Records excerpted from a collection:
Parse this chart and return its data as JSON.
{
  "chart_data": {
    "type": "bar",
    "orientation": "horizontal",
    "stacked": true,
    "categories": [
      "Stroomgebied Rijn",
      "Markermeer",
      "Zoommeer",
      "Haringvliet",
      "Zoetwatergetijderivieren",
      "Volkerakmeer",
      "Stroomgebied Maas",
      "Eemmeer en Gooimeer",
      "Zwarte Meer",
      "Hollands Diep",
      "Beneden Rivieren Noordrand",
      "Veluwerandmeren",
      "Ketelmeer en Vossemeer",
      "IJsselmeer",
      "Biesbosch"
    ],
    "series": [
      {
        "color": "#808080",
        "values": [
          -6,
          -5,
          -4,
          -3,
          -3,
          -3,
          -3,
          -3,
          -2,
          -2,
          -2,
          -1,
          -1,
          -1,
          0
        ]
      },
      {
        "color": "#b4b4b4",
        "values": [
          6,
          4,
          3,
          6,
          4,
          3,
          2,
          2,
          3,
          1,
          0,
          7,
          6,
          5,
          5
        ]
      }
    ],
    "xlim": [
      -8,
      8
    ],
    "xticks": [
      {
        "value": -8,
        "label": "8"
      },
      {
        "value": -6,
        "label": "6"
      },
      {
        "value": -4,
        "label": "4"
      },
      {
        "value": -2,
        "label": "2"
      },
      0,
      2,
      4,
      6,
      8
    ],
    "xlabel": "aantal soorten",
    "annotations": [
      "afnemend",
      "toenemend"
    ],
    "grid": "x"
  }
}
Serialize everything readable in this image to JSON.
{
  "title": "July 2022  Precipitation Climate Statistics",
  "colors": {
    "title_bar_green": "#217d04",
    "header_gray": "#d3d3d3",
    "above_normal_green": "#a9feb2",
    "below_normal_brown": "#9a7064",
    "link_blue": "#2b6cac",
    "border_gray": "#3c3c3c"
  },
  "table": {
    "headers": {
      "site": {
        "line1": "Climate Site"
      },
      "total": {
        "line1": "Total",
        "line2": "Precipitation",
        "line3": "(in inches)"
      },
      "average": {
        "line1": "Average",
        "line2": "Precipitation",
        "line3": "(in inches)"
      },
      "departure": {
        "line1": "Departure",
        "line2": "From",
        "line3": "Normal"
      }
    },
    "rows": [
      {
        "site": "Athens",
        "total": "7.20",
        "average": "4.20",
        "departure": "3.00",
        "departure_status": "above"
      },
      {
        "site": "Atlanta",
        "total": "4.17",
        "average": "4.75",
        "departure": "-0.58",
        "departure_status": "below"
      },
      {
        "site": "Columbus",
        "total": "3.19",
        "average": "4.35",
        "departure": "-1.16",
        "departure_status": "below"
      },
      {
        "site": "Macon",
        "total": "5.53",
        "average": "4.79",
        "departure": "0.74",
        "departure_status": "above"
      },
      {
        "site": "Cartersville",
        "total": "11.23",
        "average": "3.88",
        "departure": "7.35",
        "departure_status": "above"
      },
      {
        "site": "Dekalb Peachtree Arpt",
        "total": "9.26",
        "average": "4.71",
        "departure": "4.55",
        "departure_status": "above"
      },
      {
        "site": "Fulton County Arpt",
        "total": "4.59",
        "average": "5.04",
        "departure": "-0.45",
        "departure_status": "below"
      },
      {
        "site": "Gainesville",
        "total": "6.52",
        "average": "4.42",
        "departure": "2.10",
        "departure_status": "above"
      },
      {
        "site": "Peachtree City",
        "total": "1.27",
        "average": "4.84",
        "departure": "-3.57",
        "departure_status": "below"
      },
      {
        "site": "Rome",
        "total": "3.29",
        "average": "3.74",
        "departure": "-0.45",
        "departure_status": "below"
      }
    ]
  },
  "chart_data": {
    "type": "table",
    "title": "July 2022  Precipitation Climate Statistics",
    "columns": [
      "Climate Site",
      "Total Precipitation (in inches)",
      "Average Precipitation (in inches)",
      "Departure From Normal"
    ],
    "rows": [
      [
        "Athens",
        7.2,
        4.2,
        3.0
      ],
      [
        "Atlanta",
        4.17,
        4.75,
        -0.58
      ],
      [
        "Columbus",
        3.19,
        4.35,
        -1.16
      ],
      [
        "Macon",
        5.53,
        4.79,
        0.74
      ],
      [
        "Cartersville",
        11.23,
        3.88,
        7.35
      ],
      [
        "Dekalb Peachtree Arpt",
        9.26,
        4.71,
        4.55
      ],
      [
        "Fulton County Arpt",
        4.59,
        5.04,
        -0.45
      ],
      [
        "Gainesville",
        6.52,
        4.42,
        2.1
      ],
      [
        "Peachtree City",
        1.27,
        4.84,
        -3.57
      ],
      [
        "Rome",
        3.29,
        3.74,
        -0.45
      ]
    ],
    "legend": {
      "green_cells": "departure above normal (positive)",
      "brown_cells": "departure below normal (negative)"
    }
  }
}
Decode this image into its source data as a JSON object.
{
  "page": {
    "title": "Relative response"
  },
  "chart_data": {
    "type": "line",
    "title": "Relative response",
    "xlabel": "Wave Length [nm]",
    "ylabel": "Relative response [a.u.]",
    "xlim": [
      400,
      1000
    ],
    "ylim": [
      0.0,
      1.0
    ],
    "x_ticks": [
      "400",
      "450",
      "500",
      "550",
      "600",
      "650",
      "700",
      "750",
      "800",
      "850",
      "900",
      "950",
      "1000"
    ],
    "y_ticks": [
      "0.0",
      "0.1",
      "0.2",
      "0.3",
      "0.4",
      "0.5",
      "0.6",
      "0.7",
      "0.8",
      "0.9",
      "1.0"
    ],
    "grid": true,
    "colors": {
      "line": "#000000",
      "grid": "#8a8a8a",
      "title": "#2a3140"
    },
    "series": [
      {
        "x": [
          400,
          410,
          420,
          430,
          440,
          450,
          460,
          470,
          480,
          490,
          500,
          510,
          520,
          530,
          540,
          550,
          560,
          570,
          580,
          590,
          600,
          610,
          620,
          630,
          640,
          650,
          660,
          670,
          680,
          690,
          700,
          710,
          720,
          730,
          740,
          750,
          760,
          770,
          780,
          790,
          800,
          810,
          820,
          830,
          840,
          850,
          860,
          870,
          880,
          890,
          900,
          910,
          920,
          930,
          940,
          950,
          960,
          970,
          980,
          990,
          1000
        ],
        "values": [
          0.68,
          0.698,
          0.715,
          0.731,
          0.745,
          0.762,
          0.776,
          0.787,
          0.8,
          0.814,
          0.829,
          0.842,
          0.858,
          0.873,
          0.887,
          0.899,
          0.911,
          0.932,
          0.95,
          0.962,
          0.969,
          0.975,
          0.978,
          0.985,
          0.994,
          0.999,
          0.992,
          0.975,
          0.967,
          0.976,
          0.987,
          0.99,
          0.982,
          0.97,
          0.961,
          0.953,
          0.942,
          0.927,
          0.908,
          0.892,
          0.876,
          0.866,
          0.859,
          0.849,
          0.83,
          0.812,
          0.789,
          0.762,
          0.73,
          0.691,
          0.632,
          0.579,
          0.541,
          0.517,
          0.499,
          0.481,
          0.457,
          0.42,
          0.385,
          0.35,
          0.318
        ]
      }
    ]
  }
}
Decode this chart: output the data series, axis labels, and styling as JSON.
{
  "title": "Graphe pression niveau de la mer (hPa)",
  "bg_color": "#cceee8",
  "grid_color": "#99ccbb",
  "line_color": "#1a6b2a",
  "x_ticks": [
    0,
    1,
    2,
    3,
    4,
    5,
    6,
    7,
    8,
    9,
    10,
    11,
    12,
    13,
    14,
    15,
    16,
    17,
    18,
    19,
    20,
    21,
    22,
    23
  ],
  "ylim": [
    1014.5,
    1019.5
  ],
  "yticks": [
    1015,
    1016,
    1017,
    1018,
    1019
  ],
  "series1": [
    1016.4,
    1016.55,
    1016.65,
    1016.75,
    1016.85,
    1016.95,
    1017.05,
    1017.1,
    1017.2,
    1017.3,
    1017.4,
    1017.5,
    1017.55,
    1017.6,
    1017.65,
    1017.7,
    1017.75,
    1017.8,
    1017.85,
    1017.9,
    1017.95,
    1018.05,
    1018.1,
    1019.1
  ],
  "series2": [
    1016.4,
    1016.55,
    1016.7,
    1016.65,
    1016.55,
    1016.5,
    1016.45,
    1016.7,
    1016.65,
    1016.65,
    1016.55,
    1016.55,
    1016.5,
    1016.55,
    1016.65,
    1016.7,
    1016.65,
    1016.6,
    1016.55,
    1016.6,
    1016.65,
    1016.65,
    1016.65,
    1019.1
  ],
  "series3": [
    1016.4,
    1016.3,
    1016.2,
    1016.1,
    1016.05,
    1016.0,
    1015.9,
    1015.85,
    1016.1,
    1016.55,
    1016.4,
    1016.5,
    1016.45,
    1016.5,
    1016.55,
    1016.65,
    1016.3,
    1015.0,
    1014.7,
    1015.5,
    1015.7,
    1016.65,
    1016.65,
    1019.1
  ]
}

Exercise details: Give the number of lines in the entries that hold the word "Precipitation", and nothing else.

Full output: 6